### GIVEN INSTRUCTION
Leaving the pictures aside, transcribe every line below exactly.

### GIVEN INFORMATION

:::::

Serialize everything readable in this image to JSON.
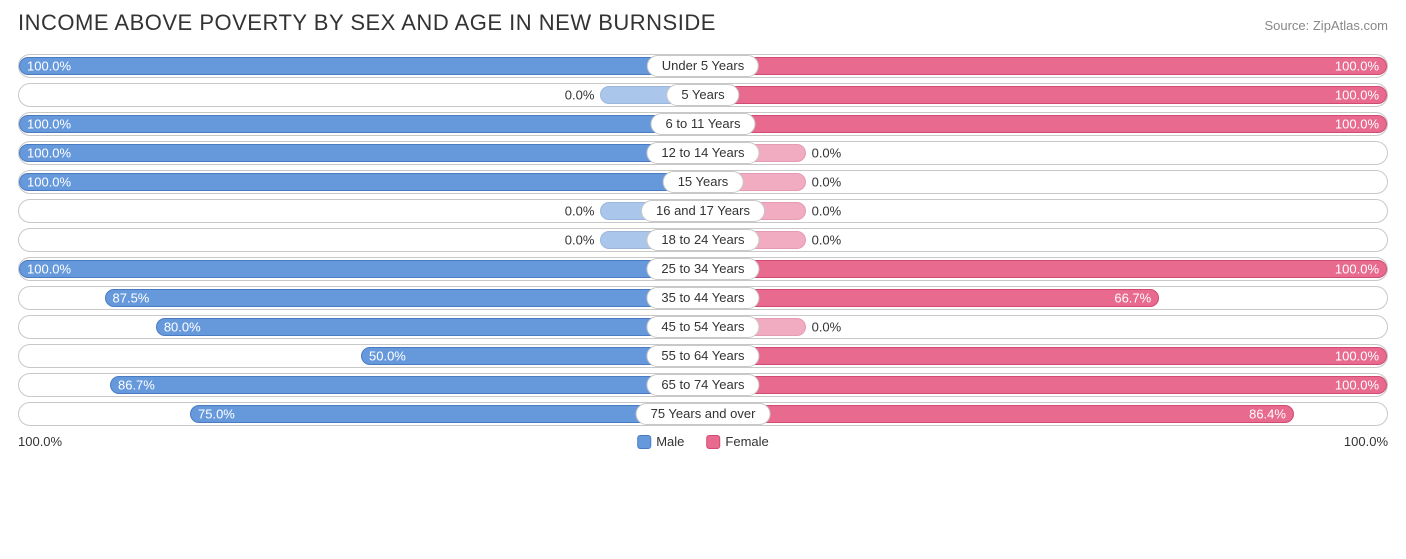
{
  "title": "INCOME ABOVE POVERTY BY SEX AND AGE IN NEW BURNSIDE",
  "source": "Source: ZipAtlas.com",
  "colors": {
    "male_fill": "#6699dc",
    "male_border": "#4a7bc0",
    "female_fill": "#e86a8f",
    "female_border": "#d04a72",
    "row_border": "#c8c8c8",
    "label_inside": "#ffffff",
    "label_outside": "#333333"
  },
  "min_bar_pct": 15,
  "layout": {
    "label_pad_inside": 8,
    "label_pad_outside": 6
  },
  "axis": {
    "left": "100.0%",
    "right": "100.0%"
  },
  "legend": {
    "male": "Male",
    "female": "Female"
  },
  "rows": [
    {
      "category": "Under 5 Years",
      "male": 100.0,
      "female": 100.0
    },
    {
      "category": "5 Years",
      "male": 0.0,
      "female": 100.0
    },
    {
      "category": "6 to 11 Years",
      "male": 100.0,
      "female": 100.0
    },
    {
      "category": "12 to 14 Years",
      "male": 100.0,
      "female": 0.0
    },
    {
      "category": "15 Years",
      "male": 100.0,
      "female": 0.0
    },
    {
      "category": "16 and 17 Years",
      "male": 0.0,
      "female": 0.0
    },
    {
      "category": "18 to 24 Years",
      "male": 0.0,
      "female": 0.0
    },
    {
      "category": "25 to 34 Years",
      "male": 100.0,
      "female": 100.0
    },
    {
      "category": "35 to 44 Years",
      "male": 87.5,
      "female": 66.7
    },
    {
      "category": "45 to 54 Years",
      "male": 80.0,
      "female": 0.0
    },
    {
      "category": "55 to 64 Years",
      "male": 50.0,
      "female": 100.0
    },
    {
      "category": "65 to 74 Years",
      "male": 86.7,
      "female": 100.0
    },
    {
      "category": "75 Years and over",
      "male": 75.0,
      "female": 86.4
    }
  ]
}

:::::

### WRITTEN REPLY
Serialize everything readable in this image to JSON.
{
  "title": "INCOME ABOVE POVERTY BY SEX AND AGE IN NEW BURNSIDE",
  "source": "Source: ZipAtlas.com",
  "colors": {
    "male_fill": "#6699dc",
    "male_border": "#4a7bc0",
    "female_fill": "#e86a8f",
    "female_border": "#d04a72",
    "row_border": "#c8c8c8",
    "label_inside": "#ffffff",
    "label_outside": "#333333"
  },
  "min_bar_pct": 15,
  "layout": {
    "label_pad_inside": 8,
    "label_pad_outside": 6
  },
  "axis": {
    "left": "100.0%",
    "right": "100.0%"
  },
  "legend": {
    "male": "Male",
    "female": "Female"
  },
  "rows": [
    {
      "category": "Under 5 Years",
      "male": 100.0,
      "female": 100.0
    },
    {
      "category": "5 Years",
      "male": 0.0,
      "female": 100.0
    },
    {
      "category": "6 to 11 Years",
      "male": 100.0,
      "female": 100.0
    },
    {
      "category": "12 to 14 Years",
      "male": 100.0,
      "female": 0.0
    },
    {
      "category": "15 Years",
      "male": 100.0,
      "female": 0.0
    },
    {
      "category": "16 and 17 Years",
      "male": 0.0,
      "female": 0.0
    },
    {
      "category": "18 to 24 Years",
      "male": 0.0,
      "female": 0.0
    },
    {
      "category": "25 to 34 Years",
      "male": 100.0,
      "female": 100.0
    },
    {
      "category": "35 to 44 Years",
      "male": 87.5,
      "female": 66.7
    },
    {
      "category": "45 to 54 Years",
      "male": 80.0,
      "female": 0.0
    },
    {
      "category": "55 to 64 Years",
      "male": 50.0,
      "female": 100.0
    },
    {
      "category": "65 to 74 Years",
      "male": 86.7,
      "female": 100.0
    },
    {
      "category": "75 Years and over",
      "male": 75.0,
      "female": 86.4
    }
  ]
}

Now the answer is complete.